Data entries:

* * * *

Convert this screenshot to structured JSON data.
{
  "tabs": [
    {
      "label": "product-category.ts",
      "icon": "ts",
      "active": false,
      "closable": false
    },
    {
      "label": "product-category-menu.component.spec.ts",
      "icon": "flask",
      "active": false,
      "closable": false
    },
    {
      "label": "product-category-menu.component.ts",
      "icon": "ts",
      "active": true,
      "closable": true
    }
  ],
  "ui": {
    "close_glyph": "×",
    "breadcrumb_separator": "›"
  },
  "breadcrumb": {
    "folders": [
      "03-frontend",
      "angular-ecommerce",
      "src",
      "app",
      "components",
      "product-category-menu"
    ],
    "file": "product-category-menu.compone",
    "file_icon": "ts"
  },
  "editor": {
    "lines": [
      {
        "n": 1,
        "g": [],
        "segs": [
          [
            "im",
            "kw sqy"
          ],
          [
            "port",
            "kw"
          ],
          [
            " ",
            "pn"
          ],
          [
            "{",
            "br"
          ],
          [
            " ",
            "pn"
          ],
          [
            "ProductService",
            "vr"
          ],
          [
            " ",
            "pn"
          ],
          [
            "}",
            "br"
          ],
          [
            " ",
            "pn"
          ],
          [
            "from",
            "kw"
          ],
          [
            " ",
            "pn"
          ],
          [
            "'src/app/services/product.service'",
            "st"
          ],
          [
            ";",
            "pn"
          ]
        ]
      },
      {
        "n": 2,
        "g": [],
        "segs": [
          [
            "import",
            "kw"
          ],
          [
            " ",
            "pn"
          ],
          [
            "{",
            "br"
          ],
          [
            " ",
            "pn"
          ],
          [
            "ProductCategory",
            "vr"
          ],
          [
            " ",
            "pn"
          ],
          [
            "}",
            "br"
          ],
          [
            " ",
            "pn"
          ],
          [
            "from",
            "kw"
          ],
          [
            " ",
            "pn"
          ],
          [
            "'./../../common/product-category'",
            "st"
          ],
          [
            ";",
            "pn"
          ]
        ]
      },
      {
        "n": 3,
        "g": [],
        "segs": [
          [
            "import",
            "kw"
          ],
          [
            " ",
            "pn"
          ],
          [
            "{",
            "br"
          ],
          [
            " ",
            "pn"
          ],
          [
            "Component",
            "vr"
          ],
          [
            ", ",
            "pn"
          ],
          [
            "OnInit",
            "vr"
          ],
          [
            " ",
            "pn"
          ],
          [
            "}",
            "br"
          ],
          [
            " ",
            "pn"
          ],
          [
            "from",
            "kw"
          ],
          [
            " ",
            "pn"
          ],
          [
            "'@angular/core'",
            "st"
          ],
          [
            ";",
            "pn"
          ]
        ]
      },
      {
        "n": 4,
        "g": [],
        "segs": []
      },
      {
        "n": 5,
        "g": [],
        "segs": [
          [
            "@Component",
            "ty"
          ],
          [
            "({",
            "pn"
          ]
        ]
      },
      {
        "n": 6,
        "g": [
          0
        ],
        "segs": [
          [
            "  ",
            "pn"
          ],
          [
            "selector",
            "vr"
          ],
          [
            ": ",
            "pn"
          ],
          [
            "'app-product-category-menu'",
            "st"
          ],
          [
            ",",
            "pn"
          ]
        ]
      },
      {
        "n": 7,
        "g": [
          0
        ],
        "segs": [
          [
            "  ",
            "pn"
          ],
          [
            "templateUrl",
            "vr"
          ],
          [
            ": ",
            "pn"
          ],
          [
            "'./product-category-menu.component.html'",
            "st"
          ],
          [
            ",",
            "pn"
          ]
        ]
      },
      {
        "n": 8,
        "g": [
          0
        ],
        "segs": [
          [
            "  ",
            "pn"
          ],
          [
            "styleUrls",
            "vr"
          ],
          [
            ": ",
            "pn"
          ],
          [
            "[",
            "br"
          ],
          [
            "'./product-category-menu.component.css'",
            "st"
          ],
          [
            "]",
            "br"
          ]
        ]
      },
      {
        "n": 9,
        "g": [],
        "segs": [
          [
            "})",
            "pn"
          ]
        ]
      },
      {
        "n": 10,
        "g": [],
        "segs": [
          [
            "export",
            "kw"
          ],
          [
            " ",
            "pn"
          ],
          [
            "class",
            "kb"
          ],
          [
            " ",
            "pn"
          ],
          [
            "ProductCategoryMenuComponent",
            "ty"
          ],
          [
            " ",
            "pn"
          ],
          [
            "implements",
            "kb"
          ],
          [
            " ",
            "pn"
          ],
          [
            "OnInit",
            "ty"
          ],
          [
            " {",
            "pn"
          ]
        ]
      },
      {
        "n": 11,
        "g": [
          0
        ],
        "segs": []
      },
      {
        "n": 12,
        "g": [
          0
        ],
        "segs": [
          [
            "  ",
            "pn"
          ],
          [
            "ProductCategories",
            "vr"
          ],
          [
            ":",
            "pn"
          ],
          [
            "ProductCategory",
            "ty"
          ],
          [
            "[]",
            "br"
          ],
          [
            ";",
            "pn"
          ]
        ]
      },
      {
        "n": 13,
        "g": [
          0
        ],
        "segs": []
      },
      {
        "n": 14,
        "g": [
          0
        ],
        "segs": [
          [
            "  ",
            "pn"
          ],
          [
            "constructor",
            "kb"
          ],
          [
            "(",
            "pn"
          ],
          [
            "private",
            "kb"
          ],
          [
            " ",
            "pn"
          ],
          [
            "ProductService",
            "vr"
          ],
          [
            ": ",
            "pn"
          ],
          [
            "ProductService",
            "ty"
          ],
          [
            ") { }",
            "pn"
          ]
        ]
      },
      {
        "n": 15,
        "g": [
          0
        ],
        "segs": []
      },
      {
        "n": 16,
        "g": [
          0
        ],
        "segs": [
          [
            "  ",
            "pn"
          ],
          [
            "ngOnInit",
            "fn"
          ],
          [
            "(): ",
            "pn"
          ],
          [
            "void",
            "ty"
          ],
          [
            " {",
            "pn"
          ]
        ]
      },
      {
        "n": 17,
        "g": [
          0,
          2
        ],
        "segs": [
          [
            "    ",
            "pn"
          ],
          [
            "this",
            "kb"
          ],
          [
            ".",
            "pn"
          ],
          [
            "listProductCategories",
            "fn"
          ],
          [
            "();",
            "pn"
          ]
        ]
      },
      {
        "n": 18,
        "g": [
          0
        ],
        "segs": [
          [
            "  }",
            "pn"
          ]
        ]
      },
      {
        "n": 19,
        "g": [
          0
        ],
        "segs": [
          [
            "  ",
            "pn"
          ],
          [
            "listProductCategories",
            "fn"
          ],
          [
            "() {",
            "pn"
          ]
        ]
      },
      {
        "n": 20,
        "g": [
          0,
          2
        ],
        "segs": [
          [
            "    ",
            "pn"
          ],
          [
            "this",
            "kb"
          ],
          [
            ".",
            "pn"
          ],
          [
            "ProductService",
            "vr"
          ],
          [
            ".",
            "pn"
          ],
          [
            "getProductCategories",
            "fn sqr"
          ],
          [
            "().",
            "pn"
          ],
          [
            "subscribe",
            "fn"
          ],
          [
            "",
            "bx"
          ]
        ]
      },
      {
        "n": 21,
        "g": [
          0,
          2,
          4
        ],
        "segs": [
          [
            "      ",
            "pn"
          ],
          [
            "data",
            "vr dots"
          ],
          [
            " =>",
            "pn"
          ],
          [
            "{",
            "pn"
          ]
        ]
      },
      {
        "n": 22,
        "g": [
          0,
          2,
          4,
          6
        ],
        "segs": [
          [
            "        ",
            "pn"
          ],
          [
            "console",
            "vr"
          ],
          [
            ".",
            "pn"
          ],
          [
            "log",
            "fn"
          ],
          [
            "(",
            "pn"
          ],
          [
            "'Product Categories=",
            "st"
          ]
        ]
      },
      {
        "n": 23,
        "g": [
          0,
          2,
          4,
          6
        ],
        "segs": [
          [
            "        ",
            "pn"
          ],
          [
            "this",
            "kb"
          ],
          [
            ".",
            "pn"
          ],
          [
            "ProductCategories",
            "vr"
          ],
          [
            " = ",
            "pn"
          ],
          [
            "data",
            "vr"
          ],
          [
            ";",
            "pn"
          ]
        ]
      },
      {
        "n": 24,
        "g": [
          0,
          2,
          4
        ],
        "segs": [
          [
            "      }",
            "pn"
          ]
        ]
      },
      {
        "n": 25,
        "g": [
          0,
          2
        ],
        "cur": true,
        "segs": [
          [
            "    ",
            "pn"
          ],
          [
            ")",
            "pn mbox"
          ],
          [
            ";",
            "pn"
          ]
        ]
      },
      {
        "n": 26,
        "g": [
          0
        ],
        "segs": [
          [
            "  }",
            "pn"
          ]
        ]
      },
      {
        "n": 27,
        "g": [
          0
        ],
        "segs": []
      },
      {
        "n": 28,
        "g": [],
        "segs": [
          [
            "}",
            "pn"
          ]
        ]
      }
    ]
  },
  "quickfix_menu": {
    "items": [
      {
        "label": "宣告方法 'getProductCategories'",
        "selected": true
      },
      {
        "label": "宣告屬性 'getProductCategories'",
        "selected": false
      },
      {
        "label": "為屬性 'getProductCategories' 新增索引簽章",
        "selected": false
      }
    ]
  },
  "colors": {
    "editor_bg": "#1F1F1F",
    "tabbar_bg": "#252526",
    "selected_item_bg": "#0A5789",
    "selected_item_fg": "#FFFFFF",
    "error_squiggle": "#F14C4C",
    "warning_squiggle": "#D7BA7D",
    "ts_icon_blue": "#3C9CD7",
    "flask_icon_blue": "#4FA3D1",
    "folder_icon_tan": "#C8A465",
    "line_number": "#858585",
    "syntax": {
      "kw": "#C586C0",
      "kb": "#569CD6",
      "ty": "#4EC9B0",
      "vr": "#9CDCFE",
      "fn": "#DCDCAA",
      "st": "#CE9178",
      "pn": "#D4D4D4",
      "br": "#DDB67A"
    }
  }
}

* * * *

Stated goal:
A line counts if it holds the word "true". Work out how many lines in the listing count, and give only that number.

Completed exercise:
4